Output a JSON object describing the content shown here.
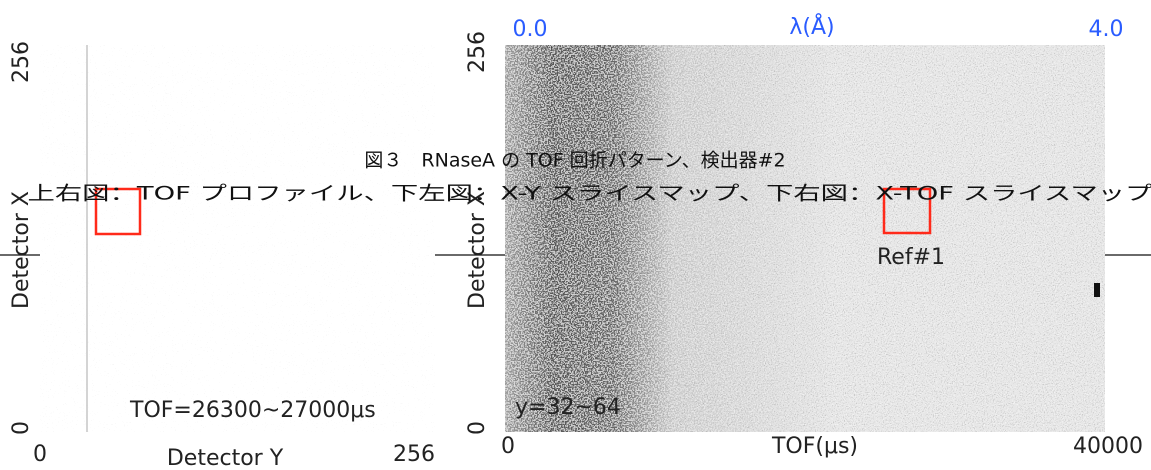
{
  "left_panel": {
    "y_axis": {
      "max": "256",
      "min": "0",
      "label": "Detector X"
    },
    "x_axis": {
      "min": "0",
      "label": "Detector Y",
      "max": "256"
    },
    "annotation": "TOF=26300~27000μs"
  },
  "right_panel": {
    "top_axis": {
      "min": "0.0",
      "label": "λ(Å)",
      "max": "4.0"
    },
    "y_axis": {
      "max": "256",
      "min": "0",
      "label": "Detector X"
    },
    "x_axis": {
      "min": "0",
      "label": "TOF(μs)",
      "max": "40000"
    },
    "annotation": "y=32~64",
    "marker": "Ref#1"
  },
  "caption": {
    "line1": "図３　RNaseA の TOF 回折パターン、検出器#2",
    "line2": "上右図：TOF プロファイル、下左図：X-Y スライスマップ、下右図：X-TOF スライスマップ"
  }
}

===

Exercise prompt: Copy each line above precisely, dropping the pictures.

Expected answer:
Output a JSON object describing the content shown here.
{
  "left_panel": {
    "y_axis": {
      "max": "256",
      "min": "0",
      "label": "Detector X"
    },
    "x_axis": {
      "min": "0",
      "label": "Detector Y",
      "max": "256"
    },
    "annotation": "TOF=26300~27000μs"
  },
  "right_panel": {
    "top_axis": {
      "min": "0.0",
      "label": "λ(Å)",
      "max": "4.0"
    },
    "y_axis": {
      "max": "256",
      "min": "0",
      "label": "Detector X"
    },
    "x_axis": {
      "min": "0",
      "label": "TOF(μs)",
      "max": "40000"
    },
    "annotation": "y=32~64",
    "marker": "Ref#1"
  },
  "caption": {
    "line1": "図３　RNaseA の TOF 回折パターン、検出器#2",
    "line2": "上右図：TOF プロファイル、下左図：X-Y スライスマップ、下右図：X-TOF スライスマップ"
  }
}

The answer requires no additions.